**GIVEN PROBLEM:**
Write out the entries again exactly as they are given.

»»

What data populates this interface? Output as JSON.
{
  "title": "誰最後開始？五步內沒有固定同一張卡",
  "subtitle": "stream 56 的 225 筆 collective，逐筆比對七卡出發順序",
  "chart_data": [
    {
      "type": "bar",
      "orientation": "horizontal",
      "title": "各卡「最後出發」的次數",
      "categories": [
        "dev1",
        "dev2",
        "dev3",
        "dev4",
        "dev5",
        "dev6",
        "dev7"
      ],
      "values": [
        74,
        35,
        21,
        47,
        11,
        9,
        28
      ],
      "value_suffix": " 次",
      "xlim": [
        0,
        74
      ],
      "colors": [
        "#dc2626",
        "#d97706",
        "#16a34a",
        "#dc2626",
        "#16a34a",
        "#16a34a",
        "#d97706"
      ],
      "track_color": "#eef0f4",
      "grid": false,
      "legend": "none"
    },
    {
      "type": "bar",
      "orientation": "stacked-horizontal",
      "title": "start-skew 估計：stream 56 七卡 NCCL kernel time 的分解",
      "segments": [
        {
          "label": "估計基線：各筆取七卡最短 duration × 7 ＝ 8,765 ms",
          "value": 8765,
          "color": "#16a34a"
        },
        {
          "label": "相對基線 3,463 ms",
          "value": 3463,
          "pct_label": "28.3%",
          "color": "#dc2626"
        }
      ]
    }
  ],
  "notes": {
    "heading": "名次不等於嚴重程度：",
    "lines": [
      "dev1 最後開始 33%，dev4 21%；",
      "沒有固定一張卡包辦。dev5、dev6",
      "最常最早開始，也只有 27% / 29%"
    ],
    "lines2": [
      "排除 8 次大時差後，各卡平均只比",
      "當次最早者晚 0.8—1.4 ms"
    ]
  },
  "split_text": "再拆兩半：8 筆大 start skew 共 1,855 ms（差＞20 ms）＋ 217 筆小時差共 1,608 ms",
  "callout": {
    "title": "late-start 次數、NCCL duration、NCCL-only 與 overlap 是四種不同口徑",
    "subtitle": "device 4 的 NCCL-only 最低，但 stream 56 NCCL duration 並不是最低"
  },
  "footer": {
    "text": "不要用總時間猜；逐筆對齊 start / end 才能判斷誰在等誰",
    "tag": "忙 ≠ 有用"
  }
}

««

**THE RESPONSE:**
What data populates this interface? Output as JSON.
{
  "title": "誰最後開始？五步內沒有固定同一張卡",
  "subtitle": "stream 56 的 225 筆 collective，逐筆比對七卡出發順序",
  "chart_data": [
    {
      "type": "bar",
      "orientation": "horizontal",
      "title": "各卡「最後出發」的次數",
      "categories": [
        "dev1",
        "dev2",
        "dev3",
        "dev4",
        "dev5",
        "dev6",
        "dev7"
      ],
      "values": [
        74,
        35,
        21,
        47,
        11,
        9,
        28
      ],
      "value_suffix": " 次",
      "xlim": [
        0,
        74
      ],
      "colors": [
        "#dc2626",
        "#d97706",
        "#16a34a",
        "#dc2626",
        "#16a34a",
        "#16a34a",
        "#d97706"
      ],
      "track_color": "#eef0f4",
      "grid": false,
      "legend": "none"
    },
    {
      "type": "bar",
      "orientation": "stacked-horizontal",
      "title": "start-skew 估計：stream 56 七卡 NCCL kernel time 的分解",
      "segments": [
        {
          "label": "估計基線：各筆取七卡最短 duration × 7 ＝ 8,765 ms",
          "value": 8765,
          "color": "#16a34a"
        },
        {
          "label": "相對基線 3,463 ms",
          "value": 3463,
          "pct_label": "28.3%",
          "color": "#dc2626"
        }
      ]
    }
  ],
  "notes": {
    "heading": "名次不等於嚴重程度：",
    "lines": [
      "dev1 最後開始 33%，dev4 21%；",
      "沒有固定一張卡包辦。dev5、dev6",
      "最常最早開始，也只有 27% / 29%"
    ],
    "lines2": [
      "排除 8 次大時差後，各卡平均只比",
      "當次最早者晚 0.8—1.4 ms"
    ]
  },
  "split_text": "再拆兩半：8 筆大 start skew 共 1,855 ms（差＞20 ms）＋ 217 筆小時差共 1,608 ms",
  "callout": {
    "title": "late-start 次數、NCCL duration、NCCL-only 與 overlap 是四種不同口徑",
    "subtitle": "device 4 的 NCCL-only 最低，但 stream 56 NCCL duration 並不是最低"
  },
  "footer": {
    "text": "不要用總時間猜；逐筆對齊 start / end 才能判斷誰在等誰",
    "tag": "忙 ≠ 有用"
  }
}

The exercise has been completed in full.